** begin **
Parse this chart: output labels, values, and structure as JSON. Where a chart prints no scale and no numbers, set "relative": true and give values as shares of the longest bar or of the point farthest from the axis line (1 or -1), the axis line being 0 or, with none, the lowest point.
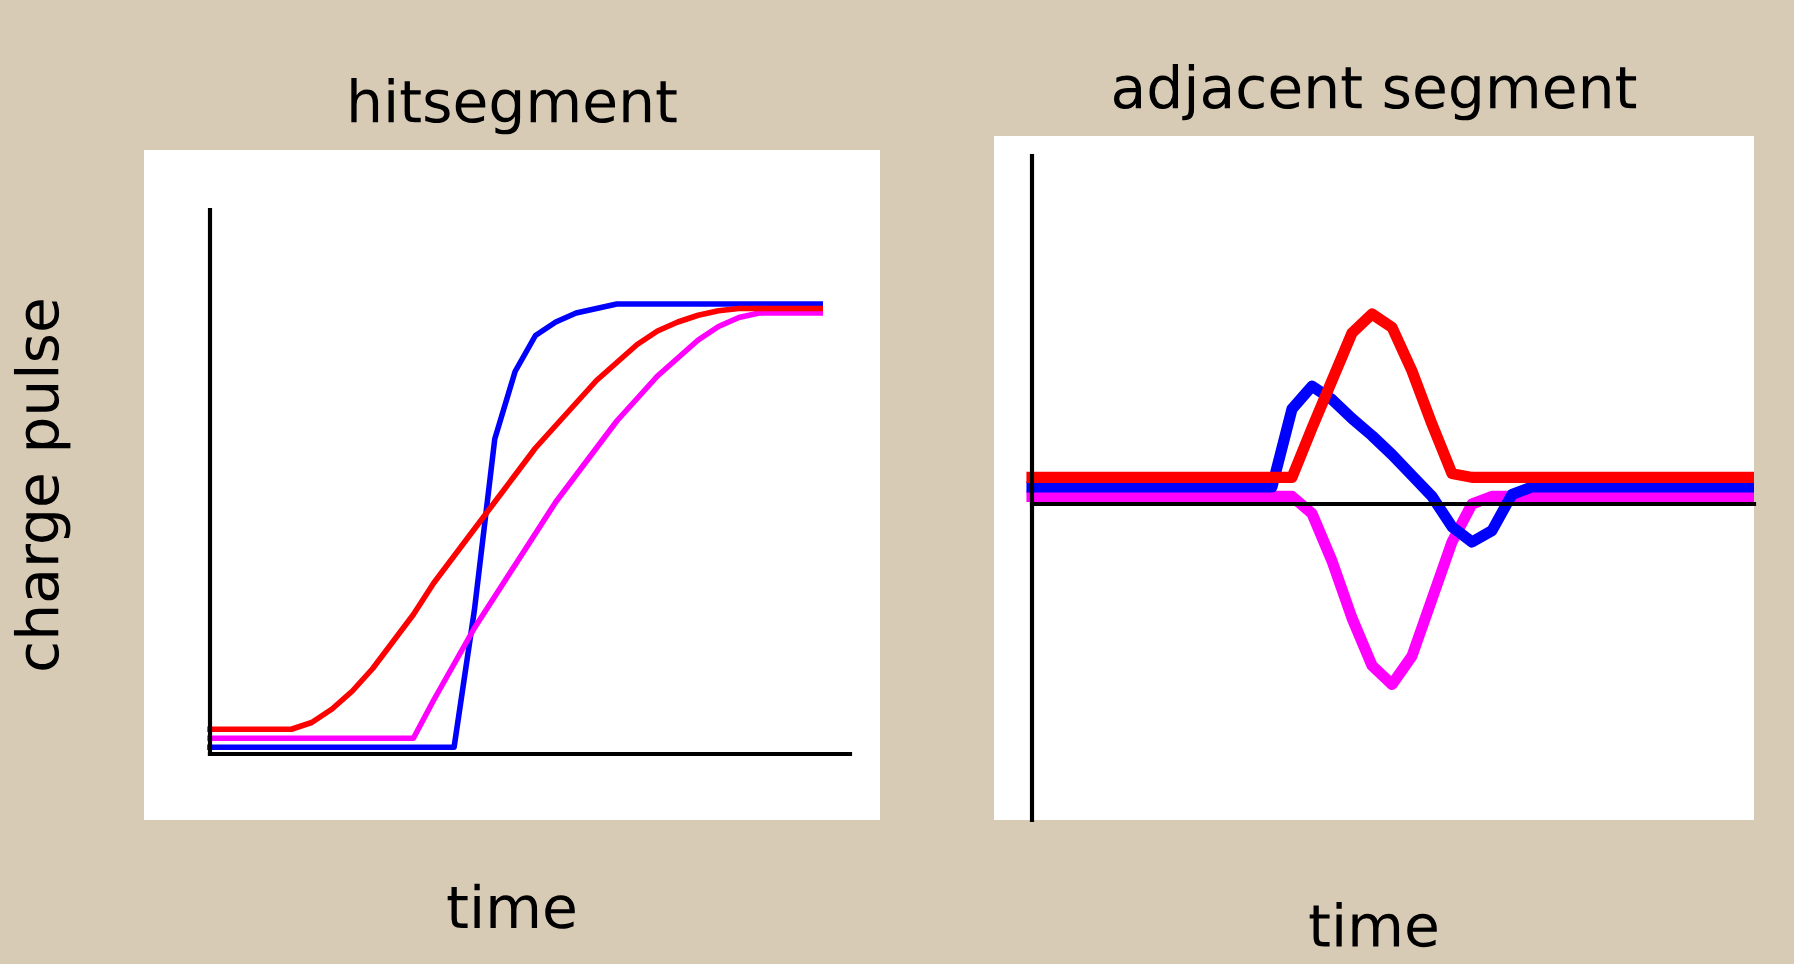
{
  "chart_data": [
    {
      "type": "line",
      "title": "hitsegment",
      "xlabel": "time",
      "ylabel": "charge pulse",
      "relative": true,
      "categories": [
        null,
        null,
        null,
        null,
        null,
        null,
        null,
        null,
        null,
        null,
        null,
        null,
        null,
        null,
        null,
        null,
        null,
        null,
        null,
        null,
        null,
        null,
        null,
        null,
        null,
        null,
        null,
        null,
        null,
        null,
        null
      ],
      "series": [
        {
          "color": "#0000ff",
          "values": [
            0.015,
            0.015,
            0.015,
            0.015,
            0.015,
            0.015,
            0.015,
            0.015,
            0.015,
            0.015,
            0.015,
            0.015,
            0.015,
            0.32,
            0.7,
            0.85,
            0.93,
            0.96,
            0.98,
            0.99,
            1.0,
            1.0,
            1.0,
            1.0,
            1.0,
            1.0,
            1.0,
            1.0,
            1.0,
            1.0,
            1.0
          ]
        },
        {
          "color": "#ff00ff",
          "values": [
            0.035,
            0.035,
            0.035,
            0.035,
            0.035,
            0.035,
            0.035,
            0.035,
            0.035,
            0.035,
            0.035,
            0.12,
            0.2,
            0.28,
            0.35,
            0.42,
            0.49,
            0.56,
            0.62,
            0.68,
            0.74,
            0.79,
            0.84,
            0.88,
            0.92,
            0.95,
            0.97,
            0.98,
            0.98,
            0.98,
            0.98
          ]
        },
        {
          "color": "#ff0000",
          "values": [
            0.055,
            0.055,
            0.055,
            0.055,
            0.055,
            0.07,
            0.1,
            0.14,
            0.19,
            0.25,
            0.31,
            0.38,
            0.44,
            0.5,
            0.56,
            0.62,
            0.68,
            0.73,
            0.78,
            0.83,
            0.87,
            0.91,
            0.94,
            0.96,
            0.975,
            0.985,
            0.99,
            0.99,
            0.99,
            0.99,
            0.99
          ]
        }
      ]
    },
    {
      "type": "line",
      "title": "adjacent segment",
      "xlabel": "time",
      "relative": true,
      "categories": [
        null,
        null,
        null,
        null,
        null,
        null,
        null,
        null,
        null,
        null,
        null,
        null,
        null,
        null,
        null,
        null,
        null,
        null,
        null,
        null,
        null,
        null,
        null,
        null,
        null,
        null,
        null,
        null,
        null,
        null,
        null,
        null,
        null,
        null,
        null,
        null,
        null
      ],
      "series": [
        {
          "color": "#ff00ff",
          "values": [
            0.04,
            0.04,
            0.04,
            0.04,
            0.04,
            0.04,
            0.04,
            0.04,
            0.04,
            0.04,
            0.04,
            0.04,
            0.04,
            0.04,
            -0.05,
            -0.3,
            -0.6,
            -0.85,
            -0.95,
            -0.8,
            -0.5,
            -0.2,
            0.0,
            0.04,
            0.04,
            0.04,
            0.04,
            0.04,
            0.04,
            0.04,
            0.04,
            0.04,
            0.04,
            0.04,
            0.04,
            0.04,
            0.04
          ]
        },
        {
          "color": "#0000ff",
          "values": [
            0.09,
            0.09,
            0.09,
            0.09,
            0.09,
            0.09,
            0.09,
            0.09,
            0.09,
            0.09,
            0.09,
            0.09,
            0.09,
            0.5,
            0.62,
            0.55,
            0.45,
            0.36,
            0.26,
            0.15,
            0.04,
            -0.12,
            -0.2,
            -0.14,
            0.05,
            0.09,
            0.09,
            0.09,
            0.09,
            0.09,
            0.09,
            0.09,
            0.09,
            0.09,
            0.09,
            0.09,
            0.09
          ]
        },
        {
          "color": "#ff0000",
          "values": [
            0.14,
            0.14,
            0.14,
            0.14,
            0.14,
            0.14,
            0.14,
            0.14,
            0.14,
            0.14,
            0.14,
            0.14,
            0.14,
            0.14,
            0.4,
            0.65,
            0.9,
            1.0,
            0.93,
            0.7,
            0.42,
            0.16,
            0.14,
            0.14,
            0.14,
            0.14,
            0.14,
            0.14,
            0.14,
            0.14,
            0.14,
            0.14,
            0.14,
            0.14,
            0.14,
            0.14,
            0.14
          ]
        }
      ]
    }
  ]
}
** end **
Exercise objective — Every line of text is to be repeated exactly; pictures are left out.

Written solution —
Parse this chart: output labels, values, and structure as JSON. Where a chart prints no scale and no numbers, set "relative": true and give values as shares of the longest bar or of the point farthest from the axis line (1 or -1), the axis line being 0 or, with none, the lowest point.
{
  "chart_data": [
    {
      "type": "line",
      "title": "hitsegment",
      "xlabel": "time",
      "ylabel": "charge pulse",
      "relative": true,
      "categories": [
        null,
        null,
        null,
        null,
        null,
        null,
        null,
        null,
        null,
        null,
        null,
        null,
        null,
        null,
        null,
        null,
        null,
        null,
        null,
        null,
        null,
        null,
        null,
        null,
        null,
        null,
        null,
        null,
        null,
        null,
        null
      ],
      "series": [
        {
          "color": "#0000ff",
          "values": [
            0.015,
            0.015,
            0.015,
            0.015,
            0.015,
            0.015,
            0.015,
            0.015,
            0.015,
            0.015,
            0.015,
            0.015,
            0.015,
            0.32,
            0.7,
            0.85,
            0.93,
            0.96,
            0.98,
            0.99,
            1.0,
            1.0,
            1.0,
            1.0,
            1.0,
            1.0,
            1.0,
            1.0,
            1.0,
            1.0,
            1.0
          ]
        },
        {
          "color": "#ff00ff",
          "values": [
            0.035,
            0.035,
            0.035,
            0.035,
            0.035,
            0.035,
            0.035,
            0.035,
            0.035,
            0.035,
            0.035,
            0.12,
            0.2,
            0.28,
            0.35,
            0.42,
            0.49,
            0.56,
            0.62,
            0.68,
            0.74,
            0.79,
            0.84,
            0.88,
            0.92,
            0.95,
            0.97,
            0.98,
            0.98,
            0.98,
            0.98
          ]
        },
        {
          "color": "#ff0000",
          "values": [
            0.055,
            0.055,
            0.055,
            0.055,
            0.055,
            0.07,
            0.1,
            0.14,
            0.19,
            0.25,
            0.31,
            0.38,
            0.44,
            0.5,
            0.56,
            0.62,
            0.68,
            0.73,
            0.78,
            0.83,
            0.87,
            0.91,
            0.94,
            0.96,
            0.975,
            0.985,
            0.99,
            0.99,
            0.99,
            0.99,
            0.99
          ]
        }
      ]
    },
    {
      "type": "line",
      "title": "adjacent segment",
      "xlabel": "time",
      "relative": true,
      "categories": [
        null,
        null,
        null,
        null,
        null,
        null,
        null,
        null,
        null,
        null,
        null,
        null,
        null,
        null,
        null,
        null,
        null,
        null,
        null,
        null,
        null,
        null,
        null,
        null,
        null,
        null,
        null,
        null,
        null,
        null,
        null,
        null,
        null,
        null,
        null,
        null,
        null
      ],
      "series": [
        {
          "color": "#ff00ff",
          "values": [
            0.04,
            0.04,
            0.04,
            0.04,
            0.04,
            0.04,
            0.04,
            0.04,
            0.04,
            0.04,
            0.04,
            0.04,
            0.04,
            0.04,
            -0.05,
            -0.3,
            -0.6,
            -0.85,
            -0.95,
            -0.8,
            -0.5,
            -0.2,
            0.0,
            0.04,
            0.04,
            0.04,
            0.04,
            0.04,
            0.04,
            0.04,
            0.04,
            0.04,
            0.04,
            0.04,
            0.04,
            0.04,
            0.04
          ]
        },
        {
          "color": "#0000ff",
          "values": [
            0.09,
            0.09,
            0.09,
            0.09,
            0.09,
            0.09,
            0.09,
            0.09,
            0.09,
            0.09,
            0.09,
            0.09,
            0.09,
            0.5,
            0.62,
            0.55,
            0.45,
            0.36,
            0.26,
            0.15,
            0.04,
            -0.12,
            -0.2,
            -0.14,
            0.05,
            0.09,
            0.09,
            0.09,
            0.09,
            0.09,
            0.09,
            0.09,
            0.09,
            0.09,
            0.09,
            0.09,
            0.09
          ]
        },
        {
          "color": "#ff0000",
          "values": [
            0.14,
            0.14,
            0.14,
            0.14,
            0.14,
            0.14,
            0.14,
            0.14,
            0.14,
            0.14,
            0.14,
            0.14,
            0.14,
            0.14,
            0.4,
            0.65,
            0.9,
            1.0,
            0.93,
            0.7,
            0.42,
            0.16,
            0.14,
            0.14,
            0.14,
            0.14,
            0.14,
            0.14,
            0.14,
            0.14,
            0.14,
            0.14,
            0.14,
            0.14,
            0.14,
            0.14,
            0.14
          ]
        }
      ]
    }
  ]
}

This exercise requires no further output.